| Objective |
Will you transcribe all the entries word for word, skipping the pictures they hold?

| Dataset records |
— begin —
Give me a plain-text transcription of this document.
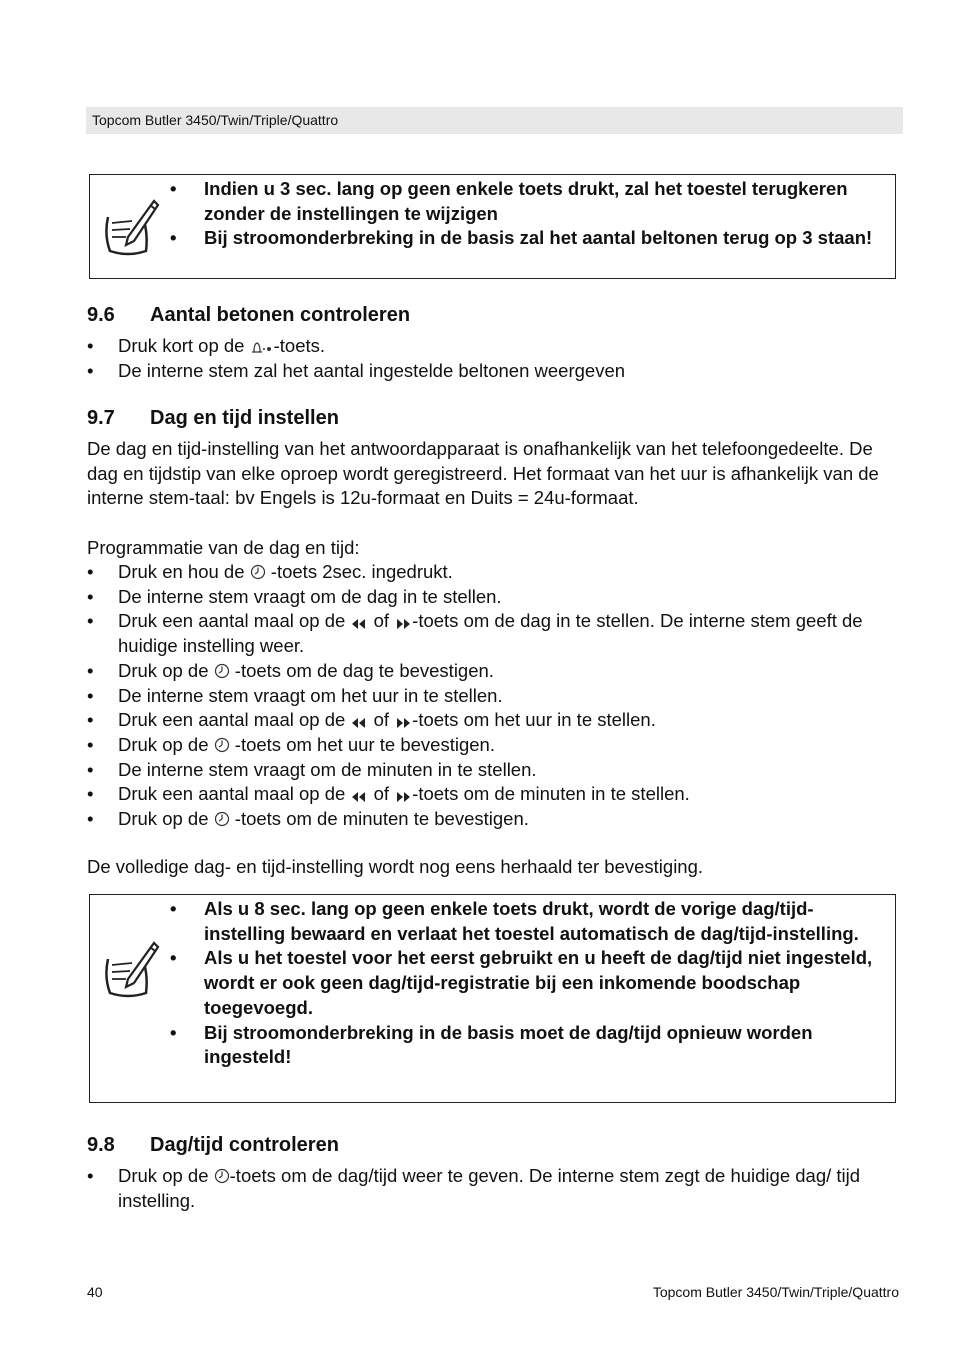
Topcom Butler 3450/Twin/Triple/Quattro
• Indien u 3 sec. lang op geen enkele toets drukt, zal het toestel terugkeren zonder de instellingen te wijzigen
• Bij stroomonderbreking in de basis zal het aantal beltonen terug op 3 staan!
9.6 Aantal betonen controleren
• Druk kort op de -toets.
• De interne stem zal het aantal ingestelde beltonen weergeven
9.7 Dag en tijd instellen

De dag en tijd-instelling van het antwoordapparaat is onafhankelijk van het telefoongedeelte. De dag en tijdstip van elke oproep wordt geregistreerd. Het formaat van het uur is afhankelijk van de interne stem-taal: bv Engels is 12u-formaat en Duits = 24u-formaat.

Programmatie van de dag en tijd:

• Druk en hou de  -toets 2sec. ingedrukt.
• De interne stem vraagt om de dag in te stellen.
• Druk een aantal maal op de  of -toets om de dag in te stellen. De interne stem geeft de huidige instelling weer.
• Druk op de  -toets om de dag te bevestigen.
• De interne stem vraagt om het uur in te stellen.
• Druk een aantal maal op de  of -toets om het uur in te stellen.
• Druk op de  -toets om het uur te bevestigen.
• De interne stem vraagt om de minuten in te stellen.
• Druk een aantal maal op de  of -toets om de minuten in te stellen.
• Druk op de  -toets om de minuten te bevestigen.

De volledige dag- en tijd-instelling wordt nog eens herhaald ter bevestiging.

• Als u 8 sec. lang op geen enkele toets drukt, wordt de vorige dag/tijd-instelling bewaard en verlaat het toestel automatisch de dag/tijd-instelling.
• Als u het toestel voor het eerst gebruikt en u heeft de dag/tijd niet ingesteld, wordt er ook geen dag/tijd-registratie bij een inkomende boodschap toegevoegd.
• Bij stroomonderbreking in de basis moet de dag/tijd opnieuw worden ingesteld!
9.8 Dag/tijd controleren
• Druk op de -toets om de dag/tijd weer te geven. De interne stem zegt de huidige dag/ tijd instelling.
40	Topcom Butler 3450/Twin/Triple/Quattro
— end —
| Written solution |
Give me a plain-text transcription of this document.
Topcom Butler 3450/Twin/Triple/Quattro
• Indien u 3 sec. lang op geen enkele toets drukt, zal het toestel terugkeren zonder de instellingen te wijzigen
• Bij stroomonderbreking in de basis zal het aantal beltonen terug op 3 staan!
9.6 Aantal betonen controleren
• Druk kort op de -toets.
• De interne stem zal het aantal ingestelde beltonen weergeven
9.7 Dag en tijd instellen

De dag en tijd-instelling van het antwoordapparaat is onafhankelijk van het telefoongedeelte. De dag en tijdstip van elke oproep wordt geregistreerd. Het formaat van het uur is afhankelijk van de interne stem-taal: bv Engels is 12u-formaat en Duits = 24u-formaat.

Programmatie van de dag en tijd:

• Druk en hou de  -toets 2sec. ingedrukt.
• De interne stem vraagt om de dag in te stellen.
• Druk een aantal maal op de  of -toets om de dag in te stellen. De interne stem geeft de huidige instelling weer.
• Druk op de  -toets om de dag te bevestigen.
• De interne stem vraagt om het uur in te stellen.
• Druk een aantal maal op de  of -toets om het uur in te stellen.
• Druk op de  -toets om het uur te bevestigen.
• De interne stem vraagt om de minuten in te stellen.
• Druk een aantal maal op de  of -toets om de minuten in te stellen.
• Druk op de  -toets om de minuten te bevestigen.

De volledige dag- en tijd-instelling wordt nog eens herhaald ter bevestiging.

• Als u 8 sec. lang op geen enkele toets drukt, wordt de vorige dag/tijd-instelling bewaard en verlaat het toestel automatisch de dag/tijd-instelling.
• Als u het toestel voor het eerst gebruikt en u heeft de dag/tijd niet ingesteld, wordt er ook geen dag/tijd-registratie bij een inkomende boodschap toegevoegd.
• Bij stroomonderbreking in de basis moet de dag/tijd opnieuw worden ingesteld!
9.8 Dag/tijd controleren
• Druk op de -toets om de dag/tijd weer te geven. De interne stem zegt de huidige dag/ tijd instelling.
40	Topcom Butler 3450/Twin/Triple/Quattro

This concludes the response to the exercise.